**MATERIAL SUPPLIED:**

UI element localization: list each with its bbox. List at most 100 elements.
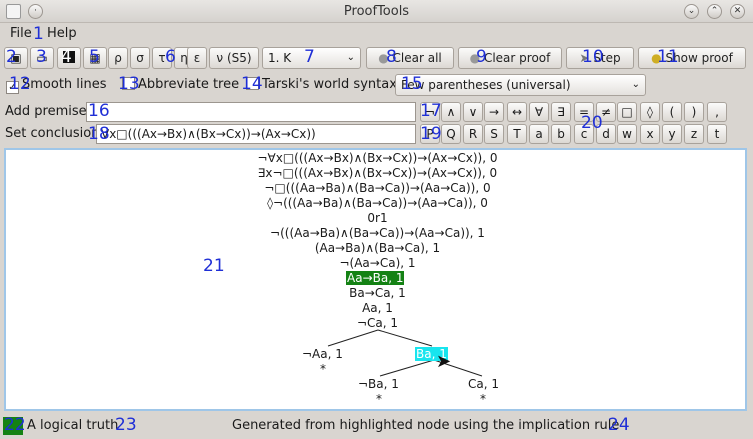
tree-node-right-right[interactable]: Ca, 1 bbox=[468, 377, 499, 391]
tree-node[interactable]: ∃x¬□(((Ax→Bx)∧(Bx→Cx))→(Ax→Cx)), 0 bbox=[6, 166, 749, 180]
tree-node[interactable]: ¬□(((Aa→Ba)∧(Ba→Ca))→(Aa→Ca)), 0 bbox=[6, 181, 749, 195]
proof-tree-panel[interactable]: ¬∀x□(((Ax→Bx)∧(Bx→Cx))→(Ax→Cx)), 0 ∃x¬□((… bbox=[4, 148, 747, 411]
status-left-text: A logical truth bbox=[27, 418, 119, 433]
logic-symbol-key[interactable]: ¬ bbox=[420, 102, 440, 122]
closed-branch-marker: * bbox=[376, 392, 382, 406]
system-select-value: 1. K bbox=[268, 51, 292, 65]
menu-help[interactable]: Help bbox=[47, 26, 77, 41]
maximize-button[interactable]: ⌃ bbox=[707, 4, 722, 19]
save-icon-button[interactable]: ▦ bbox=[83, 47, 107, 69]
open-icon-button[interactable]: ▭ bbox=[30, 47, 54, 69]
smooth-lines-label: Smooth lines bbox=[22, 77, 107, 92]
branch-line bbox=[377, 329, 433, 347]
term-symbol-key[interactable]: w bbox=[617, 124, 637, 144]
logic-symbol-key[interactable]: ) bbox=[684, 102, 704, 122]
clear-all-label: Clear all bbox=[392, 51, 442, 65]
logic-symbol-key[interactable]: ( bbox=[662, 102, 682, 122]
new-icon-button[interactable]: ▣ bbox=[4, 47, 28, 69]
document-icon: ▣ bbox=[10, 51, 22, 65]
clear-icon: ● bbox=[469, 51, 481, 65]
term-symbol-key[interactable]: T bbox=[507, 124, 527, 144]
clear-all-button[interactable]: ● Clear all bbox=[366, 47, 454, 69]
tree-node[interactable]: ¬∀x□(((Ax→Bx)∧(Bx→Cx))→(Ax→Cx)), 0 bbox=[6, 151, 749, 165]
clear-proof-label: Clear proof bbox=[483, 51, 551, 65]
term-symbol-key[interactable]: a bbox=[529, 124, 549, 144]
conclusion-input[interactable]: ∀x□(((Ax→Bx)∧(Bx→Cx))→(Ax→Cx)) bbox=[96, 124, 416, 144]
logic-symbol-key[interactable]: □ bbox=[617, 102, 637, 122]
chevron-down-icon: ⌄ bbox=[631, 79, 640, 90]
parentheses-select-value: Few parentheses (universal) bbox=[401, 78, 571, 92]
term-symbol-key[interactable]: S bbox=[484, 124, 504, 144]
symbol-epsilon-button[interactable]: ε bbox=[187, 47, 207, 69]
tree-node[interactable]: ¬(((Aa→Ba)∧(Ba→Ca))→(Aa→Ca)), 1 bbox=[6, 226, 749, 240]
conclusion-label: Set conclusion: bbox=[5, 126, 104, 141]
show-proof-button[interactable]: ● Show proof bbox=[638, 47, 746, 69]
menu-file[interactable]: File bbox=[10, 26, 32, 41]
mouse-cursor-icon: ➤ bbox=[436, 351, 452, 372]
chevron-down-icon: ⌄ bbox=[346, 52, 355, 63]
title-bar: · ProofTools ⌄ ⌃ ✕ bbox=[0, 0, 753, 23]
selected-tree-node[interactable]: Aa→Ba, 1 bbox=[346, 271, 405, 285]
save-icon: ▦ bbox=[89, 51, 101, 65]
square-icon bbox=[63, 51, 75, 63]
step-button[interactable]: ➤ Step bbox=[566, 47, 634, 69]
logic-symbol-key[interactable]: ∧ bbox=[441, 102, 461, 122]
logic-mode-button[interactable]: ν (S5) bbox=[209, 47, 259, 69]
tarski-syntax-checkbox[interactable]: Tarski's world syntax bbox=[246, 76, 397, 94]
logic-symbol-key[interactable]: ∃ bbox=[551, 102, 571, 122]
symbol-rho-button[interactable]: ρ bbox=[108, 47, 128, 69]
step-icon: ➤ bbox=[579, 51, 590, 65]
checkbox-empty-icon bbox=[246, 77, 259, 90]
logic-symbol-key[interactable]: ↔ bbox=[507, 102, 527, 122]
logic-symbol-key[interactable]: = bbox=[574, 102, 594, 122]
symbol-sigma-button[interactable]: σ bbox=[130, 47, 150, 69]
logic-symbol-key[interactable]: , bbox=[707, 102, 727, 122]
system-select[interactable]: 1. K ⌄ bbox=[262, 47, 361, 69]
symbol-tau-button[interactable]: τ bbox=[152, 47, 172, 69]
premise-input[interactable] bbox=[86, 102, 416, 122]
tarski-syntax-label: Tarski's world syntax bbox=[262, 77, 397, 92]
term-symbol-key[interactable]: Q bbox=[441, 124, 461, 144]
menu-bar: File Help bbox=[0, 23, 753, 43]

**DIRECTIVE:**
Write out the whole listing above word for word, leaving out the picture.

**TASK OUTPUT:**
UI element localization: list each with its bbox. List at most 100 elements.
tree-node-right-right[interactable]: Ca, 1 bbox=[468, 377, 499, 391]
tree-node[interactable]: ∃x¬□(((Ax→Bx)∧(Bx→Cx))→(Ax→Cx)), 0 bbox=[6, 166, 749, 180]
tree-node[interactable]: ¬□(((Aa→Ba)∧(Ba→Ca))→(Aa→Ca)), 0 bbox=[6, 181, 749, 195]
proof-tree-panel[interactable]: ¬∀x□(((Ax→Bx)∧(Bx→Cx))→(Ax→Cx)), 0 ∃x¬□((… bbox=[4, 148, 747, 411]
status-left-text: A logical truth bbox=[27, 418, 119, 433]
logic-symbol-key[interactable]: ¬ bbox=[420, 102, 440, 122]
closed-branch-marker: * bbox=[376, 392, 382, 406]
system-select-value: 1. K bbox=[268, 51, 292, 65]
menu-help[interactable]: Help bbox=[47, 26, 77, 41]
maximize-button[interactable]: ⌃ bbox=[707, 4, 722, 19]
save-icon-button[interactable]: ▦ bbox=[83, 47, 107, 69]
open-icon-button[interactable]: ▭ bbox=[30, 47, 54, 69]
smooth-lines-label: Smooth lines bbox=[22, 77, 107, 92]
branch-line bbox=[377, 329, 433, 347]
term-symbol-key[interactable]: w bbox=[617, 124, 637, 144]
logic-symbol-key[interactable]: ) bbox=[684, 102, 704, 122]
clear-all-label: Clear all bbox=[392, 51, 442, 65]
logic-symbol-key[interactable]: ( bbox=[662, 102, 682, 122]
new-icon-button[interactable]: ▣ bbox=[4, 47, 28, 69]
document-icon: ▣ bbox=[10, 51, 22, 65]
clear-icon: ● bbox=[469, 51, 481, 65]
term-symbol-key[interactable]: T bbox=[507, 124, 527, 144]
clear-all-button[interactable]: ● Clear all bbox=[366, 47, 454, 69]
tree-node[interactable]: ¬∀x□(((Ax→Bx)∧(Bx→Cx))→(Ax→Cx)), 0 bbox=[6, 151, 749, 165]
clear-proof-label: Clear proof bbox=[483, 51, 551, 65]
term-symbol-key[interactable]: a bbox=[529, 124, 549, 144]
conclusion-input[interactable]: ∀x□(((Ax→Bx)∧(Bx→Cx))→(Ax→Cx)) bbox=[96, 124, 416, 144]
logic-symbol-key[interactable]: □ bbox=[617, 102, 637, 122]
chevron-down-icon: ⌄ bbox=[631, 79, 640, 90]
parentheses-select-value: Few parentheses (universal) bbox=[401, 78, 571, 92]
term-symbol-key[interactable]: S bbox=[484, 124, 504, 144]
symbol-epsilon-button[interactable]: ε bbox=[187, 47, 207, 69]
tree-node[interactable]: ¬(((Aa→Ba)∧(Ba→Ca))→(Aa→Ca)), 1 bbox=[6, 226, 749, 240]
conclusion-label: Set conclusion: bbox=[5, 126, 104, 141]
show-proof-button[interactable]: ● Show proof bbox=[638, 47, 746, 69]
menu-file[interactable]: File bbox=[10, 26, 32, 41]
mouse-cursor-icon: ➤ bbox=[436, 351, 452, 372]
chevron-down-icon: ⌄ bbox=[346, 52, 355, 63]
title-bar: · ProofTools ⌄ ⌃ ✕ bbox=[0, 0, 753, 23]
selected-tree-node[interactable]: Aa→Ba, 1 bbox=[346, 271, 405, 285]
save-icon: ▦ bbox=[89, 51, 101, 65]
square-icon bbox=[63, 51, 75, 63]
step-button[interactable]: ➤ Step bbox=[566, 47, 634, 69]
logic-symbol-key[interactable]: ∧ bbox=[441, 102, 461, 122]
logic-mode-button[interactable]: ν (S5) bbox=[209, 47, 259, 69]
tarski-syntax-checkbox[interactable]: Tarski's world syntax bbox=[246, 76, 397, 94]
logic-symbol-key[interactable]: ∃ bbox=[551, 102, 571, 122]
symbol-rho-button[interactable]: ρ bbox=[108, 47, 128, 69]
step-icon: ➤ bbox=[579, 51, 590, 65]
checkbox-empty-icon bbox=[246, 77, 259, 90]
logic-symbol-key[interactable]: ↔ bbox=[507, 102, 527, 122]
logic-symbol-key[interactable]: = bbox=[574, 102, 594, 122]
symbol-sigma-button[interactable]: σ bbox=[130, 47, 150, 69]
logic-symbol-key[interactable]: , bbox=[707, 102, 727, 122]
system-select[interactable]: 1. K ⌄ bbox=[262, 47, 361, 69]
symbol-tau-button[interactable]: τ bbox=[152, 47, 172, 69]
premise-input[interactable] bbox=[86, 102, 416, 122]
tarski-syntax-label: Tarski's world syntax bbox=[262, 77, 397, 92]
term-symbol-key[interactable]: Q bbox=[441, 124, 461, 144]
menu-bar: File Help bbox=[0, 23, 753, 43]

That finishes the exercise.